**INSTRUCTIONS TO FOLLOW:** Search the listing below for the string "class" and show each line that contains it.

**EXCERPTED RECORDS:**
--------

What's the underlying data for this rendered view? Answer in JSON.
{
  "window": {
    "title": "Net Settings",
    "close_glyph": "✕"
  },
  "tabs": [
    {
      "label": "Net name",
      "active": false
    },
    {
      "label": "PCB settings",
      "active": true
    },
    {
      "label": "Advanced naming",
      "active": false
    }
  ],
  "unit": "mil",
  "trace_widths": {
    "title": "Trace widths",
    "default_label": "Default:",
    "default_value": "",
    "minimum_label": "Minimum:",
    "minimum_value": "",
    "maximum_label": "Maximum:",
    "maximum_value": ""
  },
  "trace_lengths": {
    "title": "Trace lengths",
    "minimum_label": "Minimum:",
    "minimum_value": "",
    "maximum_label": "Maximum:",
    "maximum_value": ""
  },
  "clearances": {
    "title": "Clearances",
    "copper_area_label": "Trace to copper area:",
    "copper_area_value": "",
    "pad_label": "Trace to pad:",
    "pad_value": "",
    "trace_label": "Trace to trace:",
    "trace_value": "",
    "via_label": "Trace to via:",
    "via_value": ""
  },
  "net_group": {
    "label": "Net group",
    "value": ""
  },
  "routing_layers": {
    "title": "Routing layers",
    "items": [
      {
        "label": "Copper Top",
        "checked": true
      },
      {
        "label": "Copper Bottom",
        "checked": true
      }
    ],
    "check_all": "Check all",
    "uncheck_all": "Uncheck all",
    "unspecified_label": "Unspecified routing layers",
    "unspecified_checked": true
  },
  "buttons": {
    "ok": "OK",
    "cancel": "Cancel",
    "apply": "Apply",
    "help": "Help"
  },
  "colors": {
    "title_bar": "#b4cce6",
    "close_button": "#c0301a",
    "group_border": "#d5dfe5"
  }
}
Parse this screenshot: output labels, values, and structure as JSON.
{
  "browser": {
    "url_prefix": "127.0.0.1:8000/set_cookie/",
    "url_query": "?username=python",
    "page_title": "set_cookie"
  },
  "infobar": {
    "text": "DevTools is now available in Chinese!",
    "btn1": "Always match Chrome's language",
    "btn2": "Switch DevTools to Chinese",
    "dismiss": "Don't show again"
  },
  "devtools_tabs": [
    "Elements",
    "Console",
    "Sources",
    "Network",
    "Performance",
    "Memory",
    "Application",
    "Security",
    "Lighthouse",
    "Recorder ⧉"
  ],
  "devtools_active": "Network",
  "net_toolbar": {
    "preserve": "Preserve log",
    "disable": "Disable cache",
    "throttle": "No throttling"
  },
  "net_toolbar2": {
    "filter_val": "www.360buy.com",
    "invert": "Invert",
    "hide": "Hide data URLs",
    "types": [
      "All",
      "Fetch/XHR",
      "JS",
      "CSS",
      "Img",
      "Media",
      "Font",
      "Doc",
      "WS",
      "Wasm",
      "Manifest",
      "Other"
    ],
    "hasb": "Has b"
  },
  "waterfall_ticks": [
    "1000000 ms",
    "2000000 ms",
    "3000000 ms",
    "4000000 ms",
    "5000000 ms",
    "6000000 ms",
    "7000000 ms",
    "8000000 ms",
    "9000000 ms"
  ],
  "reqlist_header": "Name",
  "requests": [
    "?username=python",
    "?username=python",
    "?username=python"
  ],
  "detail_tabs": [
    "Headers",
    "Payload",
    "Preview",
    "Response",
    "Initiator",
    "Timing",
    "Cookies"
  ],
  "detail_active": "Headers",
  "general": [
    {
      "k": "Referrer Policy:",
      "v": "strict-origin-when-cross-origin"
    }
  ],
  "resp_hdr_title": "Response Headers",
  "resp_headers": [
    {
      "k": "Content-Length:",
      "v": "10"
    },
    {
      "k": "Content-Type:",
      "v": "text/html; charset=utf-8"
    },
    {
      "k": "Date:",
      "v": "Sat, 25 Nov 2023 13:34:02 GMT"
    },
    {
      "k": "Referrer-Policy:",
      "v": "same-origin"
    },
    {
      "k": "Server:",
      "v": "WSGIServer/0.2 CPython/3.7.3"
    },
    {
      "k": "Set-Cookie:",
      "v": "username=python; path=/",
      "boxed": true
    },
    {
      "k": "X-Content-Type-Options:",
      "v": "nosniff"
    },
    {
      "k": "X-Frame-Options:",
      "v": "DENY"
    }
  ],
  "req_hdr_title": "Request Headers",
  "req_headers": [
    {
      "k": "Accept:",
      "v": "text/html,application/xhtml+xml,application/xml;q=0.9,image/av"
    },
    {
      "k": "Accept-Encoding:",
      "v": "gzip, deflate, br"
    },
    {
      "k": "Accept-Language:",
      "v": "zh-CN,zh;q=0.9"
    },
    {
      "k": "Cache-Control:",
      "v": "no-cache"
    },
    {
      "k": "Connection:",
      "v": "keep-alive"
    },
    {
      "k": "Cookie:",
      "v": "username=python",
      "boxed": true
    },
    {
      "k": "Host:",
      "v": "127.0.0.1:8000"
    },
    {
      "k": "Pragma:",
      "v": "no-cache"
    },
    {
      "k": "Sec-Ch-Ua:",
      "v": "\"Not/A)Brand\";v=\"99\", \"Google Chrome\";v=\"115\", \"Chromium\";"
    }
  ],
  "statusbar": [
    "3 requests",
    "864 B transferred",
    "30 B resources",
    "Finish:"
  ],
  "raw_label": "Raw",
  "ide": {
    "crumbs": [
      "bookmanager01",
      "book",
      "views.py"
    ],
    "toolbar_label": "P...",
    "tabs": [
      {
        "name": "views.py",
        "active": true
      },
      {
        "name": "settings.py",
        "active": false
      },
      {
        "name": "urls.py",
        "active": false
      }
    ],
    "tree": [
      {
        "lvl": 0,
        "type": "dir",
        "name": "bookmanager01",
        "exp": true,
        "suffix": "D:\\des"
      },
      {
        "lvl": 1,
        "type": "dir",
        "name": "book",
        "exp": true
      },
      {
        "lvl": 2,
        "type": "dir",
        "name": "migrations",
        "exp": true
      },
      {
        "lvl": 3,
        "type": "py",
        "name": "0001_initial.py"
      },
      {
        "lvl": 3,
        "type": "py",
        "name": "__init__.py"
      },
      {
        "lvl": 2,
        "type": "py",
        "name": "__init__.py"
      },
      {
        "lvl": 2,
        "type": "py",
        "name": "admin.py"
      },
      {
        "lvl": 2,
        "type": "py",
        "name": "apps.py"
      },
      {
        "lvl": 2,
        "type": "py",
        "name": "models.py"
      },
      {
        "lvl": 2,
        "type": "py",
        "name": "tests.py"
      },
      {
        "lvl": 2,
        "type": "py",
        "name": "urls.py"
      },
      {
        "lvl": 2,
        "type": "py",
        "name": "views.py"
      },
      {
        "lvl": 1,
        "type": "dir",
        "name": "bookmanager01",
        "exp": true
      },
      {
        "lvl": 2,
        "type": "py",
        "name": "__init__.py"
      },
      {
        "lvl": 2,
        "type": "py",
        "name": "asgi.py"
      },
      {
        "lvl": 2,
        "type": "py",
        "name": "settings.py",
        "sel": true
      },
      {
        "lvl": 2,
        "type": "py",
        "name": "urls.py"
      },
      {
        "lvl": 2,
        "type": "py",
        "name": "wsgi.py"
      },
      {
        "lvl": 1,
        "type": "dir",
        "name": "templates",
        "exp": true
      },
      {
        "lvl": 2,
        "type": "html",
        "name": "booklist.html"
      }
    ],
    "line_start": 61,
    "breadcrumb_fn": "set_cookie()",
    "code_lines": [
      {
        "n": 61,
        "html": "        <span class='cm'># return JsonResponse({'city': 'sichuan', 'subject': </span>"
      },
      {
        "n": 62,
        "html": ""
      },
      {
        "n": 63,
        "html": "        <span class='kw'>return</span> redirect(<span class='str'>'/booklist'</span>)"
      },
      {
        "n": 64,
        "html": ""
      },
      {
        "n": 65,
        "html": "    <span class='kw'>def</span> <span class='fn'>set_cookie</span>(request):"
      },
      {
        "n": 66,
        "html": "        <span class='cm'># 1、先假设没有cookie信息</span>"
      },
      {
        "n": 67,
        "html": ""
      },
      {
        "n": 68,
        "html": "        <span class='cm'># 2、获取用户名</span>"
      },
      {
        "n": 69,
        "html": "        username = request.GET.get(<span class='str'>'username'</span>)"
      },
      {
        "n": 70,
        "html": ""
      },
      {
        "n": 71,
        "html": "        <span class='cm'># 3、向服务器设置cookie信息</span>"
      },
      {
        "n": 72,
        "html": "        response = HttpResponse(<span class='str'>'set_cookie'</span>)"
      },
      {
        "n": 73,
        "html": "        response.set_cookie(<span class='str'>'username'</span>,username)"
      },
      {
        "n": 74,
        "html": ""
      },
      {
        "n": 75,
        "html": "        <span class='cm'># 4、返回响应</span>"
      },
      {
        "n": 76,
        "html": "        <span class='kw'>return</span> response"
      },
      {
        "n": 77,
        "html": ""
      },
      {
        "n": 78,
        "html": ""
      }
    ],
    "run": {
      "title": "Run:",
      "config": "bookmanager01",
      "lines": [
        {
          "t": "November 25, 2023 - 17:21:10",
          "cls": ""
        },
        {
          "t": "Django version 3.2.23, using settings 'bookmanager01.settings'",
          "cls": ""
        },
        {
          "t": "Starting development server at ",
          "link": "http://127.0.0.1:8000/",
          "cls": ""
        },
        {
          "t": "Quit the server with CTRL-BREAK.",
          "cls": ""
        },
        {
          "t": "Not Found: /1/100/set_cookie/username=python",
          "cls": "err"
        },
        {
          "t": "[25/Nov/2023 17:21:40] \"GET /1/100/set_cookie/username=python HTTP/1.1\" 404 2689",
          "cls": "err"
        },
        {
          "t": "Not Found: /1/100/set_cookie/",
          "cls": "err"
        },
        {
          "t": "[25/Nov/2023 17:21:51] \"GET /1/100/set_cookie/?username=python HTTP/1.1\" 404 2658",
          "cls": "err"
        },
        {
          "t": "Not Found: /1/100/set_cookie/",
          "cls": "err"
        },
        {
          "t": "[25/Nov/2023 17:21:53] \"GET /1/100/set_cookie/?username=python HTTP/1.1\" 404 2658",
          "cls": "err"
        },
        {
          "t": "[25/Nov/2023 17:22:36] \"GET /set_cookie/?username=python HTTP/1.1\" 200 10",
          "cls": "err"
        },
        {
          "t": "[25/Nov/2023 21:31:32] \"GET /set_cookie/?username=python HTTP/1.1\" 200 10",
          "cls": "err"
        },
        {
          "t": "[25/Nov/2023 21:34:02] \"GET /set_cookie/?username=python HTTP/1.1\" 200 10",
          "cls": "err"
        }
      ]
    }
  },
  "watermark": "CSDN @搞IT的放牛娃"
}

--------

**RESPONSE FOR THIS EXERCISE:**
        "html": "        <span class='cm'># return JsonResponse({'city': 'sichuan', 'subject': </span>"
        "html": "        <span class='kw'>return</span> redirect(<span class='str'>'/booklist'</span>)"
        "html": "    <span class='kw'>def</span> <span class='fn'>set_cookie</span>(request):"
        "html": "        <span class='cm'># 1、先假设没有cookie信息</span>"
        "html": "        <span class='cm'># 2、获取用户名</span>"
        "html": "        username = request.GET.get(<span class='str'>'username'</span>)"
        "html": "        <span class='cm'># 3、向服务器设置cookie信息</span>"
        "html": "        response = HttpResponse(<span class='str'>'set_cookie'</span>)"
        "html": "        response.set_cookie(<span class='str'>'username'</span>,username)"
        "html": "        <span class='cm'># 4、返回响应</span>"
        "html": "        <span class='kw'>return</span> response"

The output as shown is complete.